_Task prompt_. Each entry in the listing below should be restated word for word.

_Working data_.

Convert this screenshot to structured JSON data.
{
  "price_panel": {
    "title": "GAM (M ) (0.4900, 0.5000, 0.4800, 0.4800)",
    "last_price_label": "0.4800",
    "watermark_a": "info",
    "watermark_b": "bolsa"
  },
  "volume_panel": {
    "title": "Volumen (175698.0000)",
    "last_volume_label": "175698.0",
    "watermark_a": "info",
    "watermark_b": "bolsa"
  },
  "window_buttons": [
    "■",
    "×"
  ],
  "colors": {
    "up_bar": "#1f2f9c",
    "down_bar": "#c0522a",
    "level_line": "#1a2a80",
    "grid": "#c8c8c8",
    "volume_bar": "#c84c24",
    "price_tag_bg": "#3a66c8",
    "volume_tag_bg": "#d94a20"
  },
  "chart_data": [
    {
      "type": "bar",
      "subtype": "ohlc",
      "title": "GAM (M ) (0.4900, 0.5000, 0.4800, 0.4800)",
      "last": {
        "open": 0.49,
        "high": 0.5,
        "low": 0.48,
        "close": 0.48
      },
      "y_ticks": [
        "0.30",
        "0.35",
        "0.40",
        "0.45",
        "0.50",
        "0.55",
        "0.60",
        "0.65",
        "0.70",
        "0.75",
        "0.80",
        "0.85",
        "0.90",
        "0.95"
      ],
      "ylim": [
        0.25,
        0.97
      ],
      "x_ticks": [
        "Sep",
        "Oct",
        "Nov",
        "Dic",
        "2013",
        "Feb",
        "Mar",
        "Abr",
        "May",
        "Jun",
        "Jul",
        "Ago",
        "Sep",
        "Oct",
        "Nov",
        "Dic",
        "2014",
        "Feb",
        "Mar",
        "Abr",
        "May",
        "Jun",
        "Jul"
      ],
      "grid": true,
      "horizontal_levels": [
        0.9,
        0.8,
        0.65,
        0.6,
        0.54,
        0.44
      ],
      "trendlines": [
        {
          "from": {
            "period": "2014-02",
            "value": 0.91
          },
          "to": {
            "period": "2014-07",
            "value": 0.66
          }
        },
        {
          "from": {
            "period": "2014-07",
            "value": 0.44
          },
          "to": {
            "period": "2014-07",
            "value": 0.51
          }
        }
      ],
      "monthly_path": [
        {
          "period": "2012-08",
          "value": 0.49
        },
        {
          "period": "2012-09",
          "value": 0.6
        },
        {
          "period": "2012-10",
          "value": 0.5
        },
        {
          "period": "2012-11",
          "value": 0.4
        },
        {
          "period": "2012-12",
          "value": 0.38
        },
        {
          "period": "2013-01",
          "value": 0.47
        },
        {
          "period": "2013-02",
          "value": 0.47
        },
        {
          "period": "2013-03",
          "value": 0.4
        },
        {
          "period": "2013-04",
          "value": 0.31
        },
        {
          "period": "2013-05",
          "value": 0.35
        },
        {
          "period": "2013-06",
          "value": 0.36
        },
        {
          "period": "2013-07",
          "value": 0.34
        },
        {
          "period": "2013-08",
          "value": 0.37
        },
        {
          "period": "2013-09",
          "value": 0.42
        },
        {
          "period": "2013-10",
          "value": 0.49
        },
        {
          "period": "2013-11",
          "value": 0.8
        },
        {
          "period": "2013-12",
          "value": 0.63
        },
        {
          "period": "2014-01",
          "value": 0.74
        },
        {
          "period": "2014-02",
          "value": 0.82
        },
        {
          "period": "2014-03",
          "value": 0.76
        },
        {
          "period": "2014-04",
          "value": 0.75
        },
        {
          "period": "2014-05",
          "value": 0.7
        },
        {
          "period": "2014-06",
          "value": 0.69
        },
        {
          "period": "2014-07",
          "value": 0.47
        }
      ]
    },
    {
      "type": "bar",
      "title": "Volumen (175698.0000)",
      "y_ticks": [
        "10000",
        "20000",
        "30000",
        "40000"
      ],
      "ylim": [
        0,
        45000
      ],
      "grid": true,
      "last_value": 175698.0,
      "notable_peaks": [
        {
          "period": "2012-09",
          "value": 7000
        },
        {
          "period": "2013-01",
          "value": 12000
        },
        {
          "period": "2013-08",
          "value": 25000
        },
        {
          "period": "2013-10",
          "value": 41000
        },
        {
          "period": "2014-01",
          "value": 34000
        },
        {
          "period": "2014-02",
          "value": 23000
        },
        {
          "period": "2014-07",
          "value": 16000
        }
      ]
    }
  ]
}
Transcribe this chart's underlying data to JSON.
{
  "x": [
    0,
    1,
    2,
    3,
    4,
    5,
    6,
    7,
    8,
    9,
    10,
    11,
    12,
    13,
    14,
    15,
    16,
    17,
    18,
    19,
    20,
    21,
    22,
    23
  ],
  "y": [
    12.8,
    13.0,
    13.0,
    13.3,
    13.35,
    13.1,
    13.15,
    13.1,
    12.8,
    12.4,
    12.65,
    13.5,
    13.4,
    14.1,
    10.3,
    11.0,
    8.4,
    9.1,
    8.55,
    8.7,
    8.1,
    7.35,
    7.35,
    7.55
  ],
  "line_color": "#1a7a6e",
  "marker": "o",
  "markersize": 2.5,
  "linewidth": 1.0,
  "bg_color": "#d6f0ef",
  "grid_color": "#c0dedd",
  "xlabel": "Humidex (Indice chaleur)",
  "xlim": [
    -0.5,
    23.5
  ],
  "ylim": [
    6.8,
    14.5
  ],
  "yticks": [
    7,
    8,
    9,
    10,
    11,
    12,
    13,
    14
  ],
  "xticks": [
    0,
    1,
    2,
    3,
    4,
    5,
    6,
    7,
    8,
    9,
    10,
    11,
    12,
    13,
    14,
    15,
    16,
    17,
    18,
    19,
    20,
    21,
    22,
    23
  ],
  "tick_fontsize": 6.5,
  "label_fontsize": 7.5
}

_Final result_.
Convert this screenshot to structured JSON data.
{
  "price_panel": {
    "title": "GAM (M ) (0.4900, 0.5000, 0.4800, 0.4800)",
    "last_price_label": "0.4800",
    "watermark_a": "info",
    "watermark_b": "bolsa"
  },
  "volume_panel": {
    "title": "Volumen (175698.0000)",
    "last_volume_label": "175698.0",
    "watermark_a": "info",
    "watermark_b": "bolsa"
  },
  "window_buttons": [
    "■",
    "×"
  ],
  "colors": {
    "up_bar": "#1f2f9c",
    "down_bar": "#c0522a",
    "level_line": "#1a2a80",
    "grid": "#c8c8c8",
    "volume_bar": "#c84c24",
    "price_tag_bg": "#3a66c8",
    "volume_tag_bg": "#d94a20"
  },
  "chart_data": [
    {
      "type": "bar",
      "subtype": "ohlc",
      "title": "GAM (M ) (0.4900, 0.5000, 0.4800, 0.4800)",
      "last": {
        "open": 0.49,
        "high": 0.5,
        "low": 0.48,
        "close": 0.48
      },
      "y_ticks": [
        "0.30",
        "0.35",
        "0.40",
        "0.45",
        "0.50",
        "0.55",
        "0.60",
        "0.65",
        "0.70",
        "0.75",
        "0.80",
        "0.85",
        "0.90",
        "0.95"
      ],
      "ylim": [
        0.25,
        0.97
      ],
      "x_ticks": [
        "Sep",
        "Oct",
        "Nov",
        "Dic",
        "2013",
        "Feb",
        "Mar",
        "Abr",
        "May",
        "Jun",
        "Jul",
        "Ago",
        "Sep",
        "Oct",
        "Nov",
        "Dic",
        "2014",
        "Feb",
        "Mar",
        "Abr",
        "May",
        "Jun",
        "Jul"
      ],
      "grid": true,
      "horizontal_levels": [
        0.9,
        0.8,
        0.65,
        0.6,
        0.54,
        0.44
      ],
      "trendlines": [
        {
          "from": {
            "period": "2014-02",
            "value": 0.91
          },
          "to": {
            "period": "2014-07",
            "value": 0.66
          }
        },
        {
          "from": {
            "period": "2014-07",
            "value": 0.44
          },
          "to": {
            "period": "2014-07",
            "value": 0.51
          }
        }
      ],
      "monthly_path": [
        {
          "period": "2012-08",
          "value": 0.49
        },
        {
          "period": "2012-09",
          "value": 0.6
        },
        {
          "period": "2012-10",
          "value": 0.5
        },
        {
          "period": "2012-11",
          "value": 0.4
        },
        {
          "period": "2012-12",
          "value": 0.38
        },
        {
          "period": "2013-01",
          "value": 0.47
        },
        {
          "period": "2013-02",
          "value": 0.47
        },
        {
          "period": "2013-03",
          "value": 0.4
        },
        {
          "period": "2013-04",
          "value": 0.31
        },
        {
          "period": "2013-05",
          "value": 0.35
        },
        {
          "period": "2013-06",
          "value": 0.36
        },
        {
          "period": "2013-07",
          "value": 0.34
        },
        {
          "period": "2013-08",
          "value": 0.37
        },
        {
          "period": "2013-09",
          "value": 0.42
        },
        {
          "period": "2013-10",
          "value": 0.49
        },
        {
          "period": "2013-11",
          "value": 0.8
        },
        {
          "period": "2013-12",
          "value": 0.63
        },
        {
          "period": "2014-01",
          "value": 0.74
        },
        {
          "period": "2014-02",
          "value": 0.82
        },
        {
          "period": "2014-03",
          "value": 0.76
        },
        {
          "period": "2014-04",
          "value": 0.75
        },
        {
          "period": "2014-05",
          "value": 0.7
        },
        {
          "period": "2014-06",
          "value": 0.69
        },
        {
          "period": "2014-07",
          "value": 0.47
        }
      ]
    },
    {
      "type": "bar",
      "title": "Volumen (175698.0000)",
      "y_ticks": [
        "10000",
        "20000",
        "30000",
        "40000"
      ],
      "ylim": [
        0,
        45000
      ],
      "grid": true,
      "last_value": 175698.0,
      "notable_peaks": [
        {
          "period": "2012-09",
          "value": 7000
        },
        {
          "period": "2013-01",
          "value": 12000
        },
        {
          "period": "2013-08",
          "value": 25000
        },
        {
          "period": "2013-10",
          "value": 41000
        },
        {
          "period": "2014-01",
          "value": 34000
        },
        {
          "period": "2014-02",
          "value": 23000
        },
        {
          "period": "2014-07",
          "value": 16000
        }
      ]
    }
  ]
}
Transcribe this chart's underlying data to JSON.
{
  "x": [
    0,
    1,
    2,
    3,
    4,
    5,
    6,
    7,
    8,
    9,
    10,
    11,
    12,
    13,
    14,
    15,
    16,
    17,
    18,
    19,
    20,
    21,
    22,
    23
  ],
  "y": [
    12.8,
    13.0,
    13.0,
    13.3,
    13.35,
    13.1,
    13.15,
    13.1,
    12.8,
    12.4,
    12.65,
    13.5,
    13.4,
    14.1,
    10.3,
    11.0,
    8.4,
    9.1,
    8.55,
    8.7,
    8.1,
    7.35,
    7.35,
    7.55
  ],
  "line_color": "#1a7a6e",
  "marker": "o",
  "markersize": 2.5,
  "linewidth": 1.0,
  "bg_color": "#d6f0ef",
  "grid_color": "#c0dedd",
  "xlabel": "Humidex (Indice chaleur)",
  "xlim": [
    -0.5,
    23.5
  ],
  "ylim": [
    6.8,
    14.5
  ],
  "yticks": [
    7,
    8,
    9,
    10,
    11,
    12,
    13,
    14
  ],
  "xticks": [
    0,
    1,
    2,
    3,
    4,
    5,
    6,
    7,
    8,
    9,
    10,
    11,
    12,
    13,
    14,
    15,
    16,
    17,
    18,
    19,
    20,
    21,
    22,
    23
  ],
  "tick_fontsize": 6.5,
  "label_fontsize": 7.5
}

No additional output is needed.